■ Given instruction: Below is a block of records; return all of them exactly, but without the images.

(Some records)
>> Begin
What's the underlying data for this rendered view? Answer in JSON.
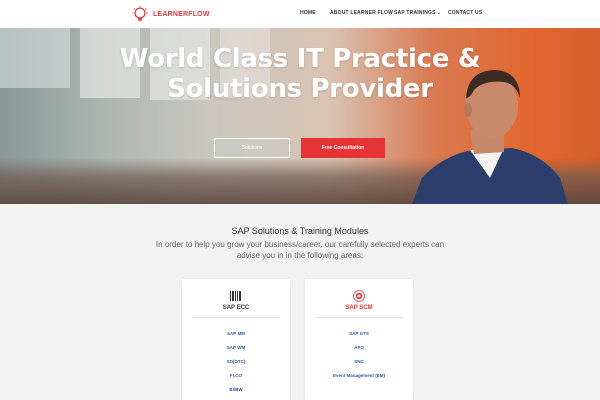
{
  "brand": {
    "name": "LEARNERFLOW",
    "accent": "#e23b3b"
  },
  "nav": {
    "items": [
      {
        "label": "HOME"
      },
      {
        "label": "ABOUT LEARNER FLOW"
      },
      {
        "label": "SAP TRAININGS"
      },
      {
        "label": "CONTACT US"
      }
    ]
  },
  "hero": {
    "title_line1": "World Class IT Practice &",
    "title_line2": "Solutions Provider",
    "btn_solutions": "Solutions",
    "btn_consult": "Free Consultation"
  },
  "section": {
    "title": "SAP Solutions & Training Modules",
    "subtitle": "In order to help you grow your business/career, our carefully selected experts can advise you in in the following areas:"
  },
  "cards": [
    {
      "title": "SAP ECC",
      "icon": "barcode-icon",
      "color": "#333333",
      "links": [
        "SAP MM",
        "SAP WM",
        "SD(OTC)",
        "FI.CO",
        "BI/BW"
      ]
    },
    {
      "title": "SAP SCM",
      "icon": "target-icon",
      "color": "#e23b3b",
      "links": [
        "SAP GTS",
        "APO",
        "SNC",
        "Event Management (EM)"
      ]
    }
  ]
}
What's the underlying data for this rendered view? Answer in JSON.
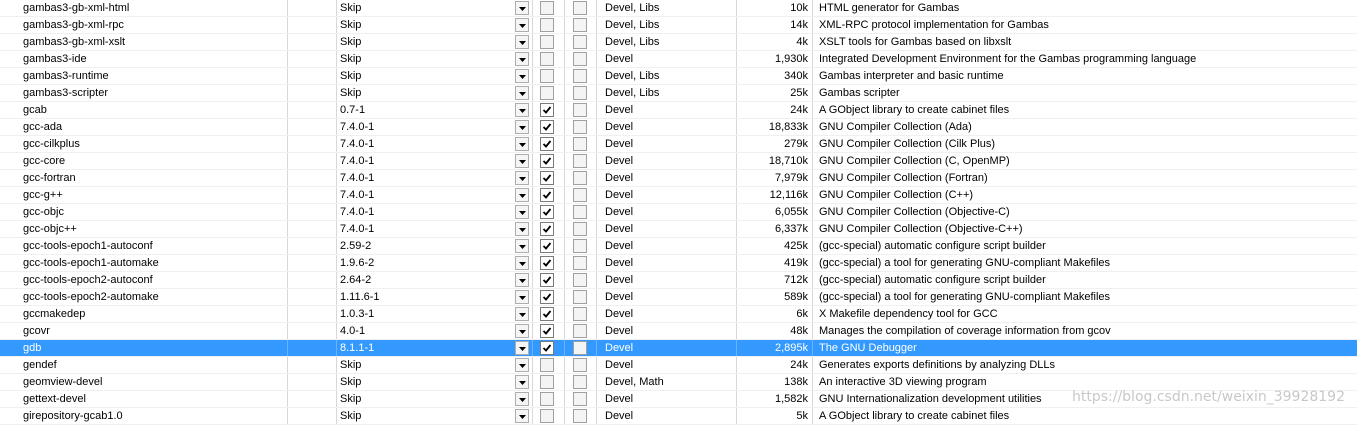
>> End
■ Response to this task:
What's the underlying data for this rendered view? Answer in JSON.
{
  "brand": {
    "name": "LEARNERFLOW",
    "accent": "#e23b3b"
  },
  "nav": {
    "items": [
      {
        "label": "HOME"
      },
      {
        "label": "ABOUT LEARNER FLOW"
      },
      {
        "label": "SAP TRAININGS"
      },
      {
        "label": "CONTACT US"
      }
    ]
  },
  "hero": {
    "title_line1": "World Class IT Practice &",
    "title_line2": "Solutions Provider",
    "btn_solutions": "Solutions",
    "btn_consult": "Free Consultation"
  },
  "section": {
    "title": "SAP Solutions & Training Modules",
    "subtitle": "In order to help you grow your business/career, our carefully selected experts can advise you in in the following areas:"
  },
  "cards": [
    {
      "title": "SAP ECC",
      "icon": "barcode-icon",
      "color": "#333333",
      "links": [
        "SAP MM",
        "SAP WM",
        "SD(OTC)",
        "FI.CO",
        "BI/BW"
      ]
    },
    {
      "title": "SAP SCM",
      "icon": "target-icon",
      "color": "#e23b3b",
      "links": [
        "SAP GTS",
        "APO",
        "SNC",
        "Event Management (EM)"
      ]
    }
  ]
}
What's the underlying data for this rendered view? Answer in JSON.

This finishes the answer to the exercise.